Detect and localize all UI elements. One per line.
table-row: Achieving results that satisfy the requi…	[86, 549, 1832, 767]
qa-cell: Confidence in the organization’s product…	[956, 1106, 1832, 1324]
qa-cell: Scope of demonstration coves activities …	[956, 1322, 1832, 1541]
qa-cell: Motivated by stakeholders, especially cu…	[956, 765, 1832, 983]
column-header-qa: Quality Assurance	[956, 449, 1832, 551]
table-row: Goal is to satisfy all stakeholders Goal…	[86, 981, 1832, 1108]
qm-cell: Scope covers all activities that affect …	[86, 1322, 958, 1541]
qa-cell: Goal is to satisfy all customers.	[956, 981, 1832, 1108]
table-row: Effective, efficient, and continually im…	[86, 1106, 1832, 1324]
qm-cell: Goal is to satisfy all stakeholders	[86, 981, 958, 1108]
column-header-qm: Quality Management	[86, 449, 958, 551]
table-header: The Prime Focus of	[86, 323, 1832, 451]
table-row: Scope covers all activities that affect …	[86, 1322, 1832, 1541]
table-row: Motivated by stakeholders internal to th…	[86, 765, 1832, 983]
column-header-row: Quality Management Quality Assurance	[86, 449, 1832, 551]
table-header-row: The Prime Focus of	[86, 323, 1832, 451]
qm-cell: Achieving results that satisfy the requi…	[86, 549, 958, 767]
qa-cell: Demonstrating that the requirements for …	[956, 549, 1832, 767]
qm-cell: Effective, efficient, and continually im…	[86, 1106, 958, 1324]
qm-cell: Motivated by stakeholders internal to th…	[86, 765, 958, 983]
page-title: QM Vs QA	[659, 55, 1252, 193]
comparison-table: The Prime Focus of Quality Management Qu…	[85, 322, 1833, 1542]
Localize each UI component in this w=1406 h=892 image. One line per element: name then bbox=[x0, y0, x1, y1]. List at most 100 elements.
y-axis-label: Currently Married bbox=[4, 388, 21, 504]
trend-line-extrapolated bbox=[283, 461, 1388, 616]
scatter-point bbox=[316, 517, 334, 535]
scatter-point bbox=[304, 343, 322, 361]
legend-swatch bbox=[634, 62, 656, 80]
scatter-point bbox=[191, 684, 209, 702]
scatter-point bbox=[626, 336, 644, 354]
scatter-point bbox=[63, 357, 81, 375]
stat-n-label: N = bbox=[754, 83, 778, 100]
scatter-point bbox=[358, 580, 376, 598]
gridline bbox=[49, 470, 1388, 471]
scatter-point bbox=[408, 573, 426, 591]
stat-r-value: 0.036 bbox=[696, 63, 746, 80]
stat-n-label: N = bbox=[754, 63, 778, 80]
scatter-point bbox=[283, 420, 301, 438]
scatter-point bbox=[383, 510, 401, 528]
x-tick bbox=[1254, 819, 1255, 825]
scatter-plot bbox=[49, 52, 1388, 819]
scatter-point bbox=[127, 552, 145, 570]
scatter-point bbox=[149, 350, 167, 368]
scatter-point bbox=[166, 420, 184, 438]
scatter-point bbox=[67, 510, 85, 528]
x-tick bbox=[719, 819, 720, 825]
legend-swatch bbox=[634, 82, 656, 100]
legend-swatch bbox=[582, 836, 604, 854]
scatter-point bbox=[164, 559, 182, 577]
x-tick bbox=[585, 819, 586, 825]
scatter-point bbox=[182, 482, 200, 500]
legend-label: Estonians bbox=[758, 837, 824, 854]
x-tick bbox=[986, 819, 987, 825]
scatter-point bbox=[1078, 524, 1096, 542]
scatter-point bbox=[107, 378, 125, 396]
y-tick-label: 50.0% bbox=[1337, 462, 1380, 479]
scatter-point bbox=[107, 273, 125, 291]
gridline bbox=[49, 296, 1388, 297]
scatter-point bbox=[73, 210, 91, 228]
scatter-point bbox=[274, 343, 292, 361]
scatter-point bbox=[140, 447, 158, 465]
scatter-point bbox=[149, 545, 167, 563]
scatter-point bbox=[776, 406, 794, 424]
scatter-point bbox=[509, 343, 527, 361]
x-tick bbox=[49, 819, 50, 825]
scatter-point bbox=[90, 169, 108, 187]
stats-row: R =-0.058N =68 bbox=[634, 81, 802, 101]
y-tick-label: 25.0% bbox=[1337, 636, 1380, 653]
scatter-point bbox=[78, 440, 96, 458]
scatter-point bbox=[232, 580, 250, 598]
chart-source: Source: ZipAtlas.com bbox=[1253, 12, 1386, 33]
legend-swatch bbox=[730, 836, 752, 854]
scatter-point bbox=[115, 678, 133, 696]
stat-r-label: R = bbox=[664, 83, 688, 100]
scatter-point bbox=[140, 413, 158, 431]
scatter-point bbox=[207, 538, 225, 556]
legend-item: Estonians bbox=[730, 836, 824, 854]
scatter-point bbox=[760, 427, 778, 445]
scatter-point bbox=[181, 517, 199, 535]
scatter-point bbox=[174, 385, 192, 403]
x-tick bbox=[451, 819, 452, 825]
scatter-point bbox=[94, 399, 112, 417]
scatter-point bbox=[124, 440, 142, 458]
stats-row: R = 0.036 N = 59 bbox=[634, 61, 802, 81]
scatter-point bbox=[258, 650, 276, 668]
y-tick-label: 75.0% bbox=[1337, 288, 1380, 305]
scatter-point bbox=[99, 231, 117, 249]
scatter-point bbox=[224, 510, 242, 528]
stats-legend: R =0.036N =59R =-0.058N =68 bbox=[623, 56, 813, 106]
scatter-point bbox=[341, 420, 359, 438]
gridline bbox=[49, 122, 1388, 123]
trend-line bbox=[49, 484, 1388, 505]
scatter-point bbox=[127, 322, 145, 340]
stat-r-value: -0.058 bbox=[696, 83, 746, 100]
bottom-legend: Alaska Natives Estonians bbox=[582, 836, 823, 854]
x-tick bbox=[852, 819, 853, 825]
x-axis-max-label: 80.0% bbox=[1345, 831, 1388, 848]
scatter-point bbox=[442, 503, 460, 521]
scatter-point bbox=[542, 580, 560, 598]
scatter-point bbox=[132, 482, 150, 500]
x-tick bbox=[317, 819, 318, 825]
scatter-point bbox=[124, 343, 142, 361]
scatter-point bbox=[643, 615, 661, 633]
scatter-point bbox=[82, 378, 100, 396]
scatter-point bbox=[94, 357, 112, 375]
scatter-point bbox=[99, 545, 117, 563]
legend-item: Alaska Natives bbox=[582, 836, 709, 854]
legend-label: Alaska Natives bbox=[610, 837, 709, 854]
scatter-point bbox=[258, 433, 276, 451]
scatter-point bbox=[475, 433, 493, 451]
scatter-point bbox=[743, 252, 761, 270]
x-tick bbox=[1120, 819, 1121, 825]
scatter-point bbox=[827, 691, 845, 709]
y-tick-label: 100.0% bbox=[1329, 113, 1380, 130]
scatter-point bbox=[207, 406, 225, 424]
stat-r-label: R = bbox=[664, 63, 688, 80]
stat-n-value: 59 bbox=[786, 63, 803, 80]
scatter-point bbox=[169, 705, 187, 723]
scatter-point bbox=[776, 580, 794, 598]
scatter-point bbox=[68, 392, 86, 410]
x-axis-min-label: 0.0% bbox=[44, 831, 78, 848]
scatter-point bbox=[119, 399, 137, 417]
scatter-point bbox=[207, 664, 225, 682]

Given task
Copy every line of the records above with no changes.

Solution
Detect and localize all UI elements. One per line.
table-row: Achieving results that satisfy the requi…	[86, 549, 1832, 767]
qa-cell: Confidence in the organization’s product…	[956, 1106, 1832, 1324]
qa-cell: Scope of demonstration coves activities …	[956, 1322, 1832, 1541]
qa-cell: Motivated by stakeholders, especially cu…	[956, 765, 1832, 983]
column-header-qa: Quality Assurance	[956, 449, 1832, 551]
table-row: Goal is to satisfy all stakeholders Goal…	[86, 981, 1832, 1108]
qm-cell: Scope covers all activities that affect …	[86, 1322, 958, 1541]
qa-cell: Goal is to satisfy all customers.	[956, 981, 1832, 1108]
table-row: Effective, efficient, and continually im…	[86, 1106, 1832, 1324]
qm-cell: Goal is to satisfy all stakeholders	[86, 981, 958, 1108]
column-header-qm: Quality Management	[86, 449, 958, 551]
table-header: The Prime Focus of	[86, 323, 1832, 451]
table-row: Scope covers all activities that affect …	[86, 1322, 1832, 1541]
table-row: Motivated by stakeholders internal to th…	[86, 765, 1832, 983]
column-header-row: Quality Management Quality Assurance	[86, 449, 1832, 551]
table-header-row: The Prime Focus of	[86, 323, 1832, 451]
qm-cell: Achieving results that satisfy the requi…	[86, 549, 958, 767]
qa-cell: Demonstrating that the requirements for …	[956, 549, 1832, 767]
qm-cell: Effective, efficient, and continually im…	[86, 1106, 958, 1324]
qm-cell: Motivated by stakeholders internal to th…	[86, 765, 958, 983]
page-title: QM Vs QA	[659, 55, 1252, 193]
comparison-table: The Prime Focus of Quality Management Qu…	[85, 322, 1833, 1542]
Localize each UI component in this w=1406 h=892 image. One line per element: name then bbox=[x0, y0, x1, y1]. List at most 100 elements.
y-axis-label: Currently Married bbox=[4, 388, 21, 504]
trend-line-extrapolated bbox=[283, 461, 1388, 616]
scatter-point bbox=[316, 517, 334, 535]
scatter-point bbox=[304, 343, 322, 361]
legend-swatch bbox=[634, 62, 656, 80]
scatter-point bbox=[191, 684, 209, 702]
scatter-point bbox=[626, 336, 644, 354]
scatter-point bbox=[63, 357, 81, 375]
stat-n-label: N = bbox=[754, 83, 778, 100]
scatter-point bbox=[358, 580, 376, 598]
gridline bbox=[49, 470, 1388, 471]
scatter-point bbox=[408, 573, 426, 591]
stat-r-value: 0.036 bbox=[696, 63, 746, 80]
stat-n-label: N = bbox=[754, 63, 778, 80]
scatter-point bbox=[283, 420, 301, 438]
scatter-point bbox=[383, 510, 401, 528]
x-tick bbox=[1254, 819, 1255, 825]
scatter-plot bbox=[49, 52, 1388, 819]
scatter-point bbox=[127, 552, 145, 570]
scatter-point bbox=[149, 350, 167, 368]
scatter-point bbox=[166, 420, 184, 438]
scatter-point bbox=[67, 510, 85, 528]
x-tick bbox=[719, 819, 720, 825]
legend-swatch bbox=[634, 82, 656, 100]
legend-swatch bbox=[582, 836, 604, 854]
scatter-point bbox=[164, 559, 182, 577]
x-tick bbox=[585, 819, 586, 825]
scatter-point bbox=[182, 482, 200, 500]
legend-label: Estonians bbox=[758, 837, 824, 854]
x-tick bbox=[986, 819, 987, 825]
scatter-point bbox=[1078, 524, 1096, 542]
scatter-point bbox=[107, 378, 125, 396]
y-tick-label: 50.0% bbox=[1337, 462, 1380, 479]
scatter-point bbox=[107, 273, 125, 291]
gridline bbox=[49, 296, 1388, 297]
scatter-point bbox=[73, 210, 91, 228]
scatter-point bbox=[274, 343, 292, 361]
scatter-point bbox=[140, 447, 158, 465]
scatter-point bbox=[149, 545, 167, 563]
scatter-point bbox=[776, 406, 794, 424]
scatter-point bbox=[509, 343, 527, 361]
x-tick bbox=[49, 819, 50, 825]
scatter-point bbox=[90, 169, 108, 187]
stats-row: R =-0.058N =68 bbox=[634, 81, 802, 101]
y-tick-label: 25.0% bbox=[1337, 636, 1380, 653]
scatter-point bbox=[78, 440, 96, 458]
scatter-point bbox=[232, 580, 250, 598]
chart-source: Source: ZipAtlas.com bbox=[1253, 12, 1386, 33]
legend-swatch bbox=[730, 836, 752, 854]
scatter-point bbox=[115, 678, 133, 696]
stat-r-label: R = bbox=[664, 83, 688, 100]
scatter-point bbox=[140, 413, 158, 431]
scatter-point bbox=[207, 538, 225, 556]
legend-item: Estonians bbox=[730, 836, 824, 854]
scatter-point bbox=[760, 427, 778, 445]
scatter-point bbox=[181, 517, 199, 535]
scatter-point bbox=[174, 385, 192, 403]
x-tick bbox=[451, 819, 452, 825]
scatter-point bbox=[94, 399, 112, 417]
scatter-point bbox=[124, 440, 142, 458]
stats-row: R = 0.036 N = 59 bbox=[634, 61, 802, 81]
scatter-point bbox=[258, 650, 276, 668]
y-tick-label: 75.0% bbox=[1337, 288, 1380, 305]
scatter-point bbox=[99, 231, 117, 249]
scatter-point bbox=[224, 510, 242, 528]
stats-legend: R =0.036N =59R =-0.058N =68 bbox=[623, 56, 813, 106]
scatter-point bbox=[341, 420, 359, 438]
gridline bbox=[49, 122, 1388, 123]
trend-line bbox=[49, 484, 1388, 505]
scatter-point bbox=[127, 322, 145, 340]
stat-r-value: -0.058 bbox=[696, 83, 746, 100]
bottom-legend: Alaska Natives Estonians bbox=[582, 836, 823, 854]
x-tick bbox=[852, 819, 853, 825]
x-axis-max-label: 80.0% bbox=[1345, 831, 1388, 848]
scatter-point bbox=[442, 503, 460, 521]
scatter-point bbox=[542, 580, 560, 598]
scatter-point bbox=[132, 482, 150, 500]
x-tick bbox=[317, 819, 318, 825]
scatter-point bbox=[124, 343, 142, 361]
scatter-point bbox=[643, 615, 661, 633]
scatter-point bbox=[82, 378, 100, 396]
scatter-point bbox=[94, 357, 112, 375]
scatter-point bbox=[99, 545, 117, 563]
legend-item: Alaska Natives bbox=[582, 836, 709, 854]
legend-label: Alaska Natives bbox=[610, 837, 709, 854]
scatter-point bbox=[258, 433, 276, 451]
scatter-point bbox=[475, 433, 493, 451]
scatter-point bbox=[743, 252, 761, 270]
x-tick bbox=[1120, 819, 1121, 825]
scatter-point bbox=[827, 691, 845, 709]
y-tick-label: 100.0% bbox=[1329, 113, 1380, 130]
scatter-point bbox=[207, 406, 225, 424]
stat-r-label: R = bbox=[664, 63, 688, 80]
stat-n-value: 59 bbox=[786, 63, 803, 80]
scatter-point bbox=[169, 705, 187, 723]
scatter-point bbox=[776, 580, 794, 598]
scatter-point bbox=[68, 392, 86, 410]
x-axis-min-label: 0.0% bbox=[44, 831, 78, 848]
scatter-point bbox=[119, 399, 137, 417]
scatter-point bbox=[207, 664, 225, 682]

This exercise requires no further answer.